Goal of the exercise: Are you able to quote each entry exactly as written?

Information supplied:

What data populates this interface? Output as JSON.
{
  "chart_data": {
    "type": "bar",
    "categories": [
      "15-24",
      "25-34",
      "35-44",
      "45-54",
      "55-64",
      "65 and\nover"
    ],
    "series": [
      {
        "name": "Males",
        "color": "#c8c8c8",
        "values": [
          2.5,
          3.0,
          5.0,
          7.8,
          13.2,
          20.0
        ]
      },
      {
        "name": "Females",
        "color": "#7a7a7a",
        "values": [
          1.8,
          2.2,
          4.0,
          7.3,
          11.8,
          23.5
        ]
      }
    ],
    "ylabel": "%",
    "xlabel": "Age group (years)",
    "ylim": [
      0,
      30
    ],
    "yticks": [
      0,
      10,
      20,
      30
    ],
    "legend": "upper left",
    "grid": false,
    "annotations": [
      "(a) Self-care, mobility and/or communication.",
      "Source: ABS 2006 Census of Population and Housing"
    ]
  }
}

Output for this task:
What data populates this interface? Output as JSON.
{
  "chart_data": {
    "type": "bar",
    "categories": [
      "15-24",
      "25-34",
      "35-44",
      "45-54",
      "55-64",
      "65 and\nover"
    ],
    "series": [
      {
        "name": "Males",
        "color": "#c8c8c8",
        "values": [
          2.5,
          3.0,
          5.0,
          7.8,
          13.2,
          20.0
        ]
      },
      {
        "name": "Females",
        "color": "#7a7a7a",
        "values": [
          1.8,
          2.2,
          4.0,
          7.3,
          11.8,
          23.5
        ]
      }
    ],
    "ylabel": "%",
    "xlabel": "Age group (years)",
    "ylim": [
      0,
      30
    ],
    "yticks": [
      0,
      10,
      20,
      30
    ],
    "legend": "upper left",
    "grid": false,
    "annotations": [
      "(a) Self-care, mobility and/or communication.",
      "Source: ABS 2006 Census of Population and Housing"
    ]
  }
}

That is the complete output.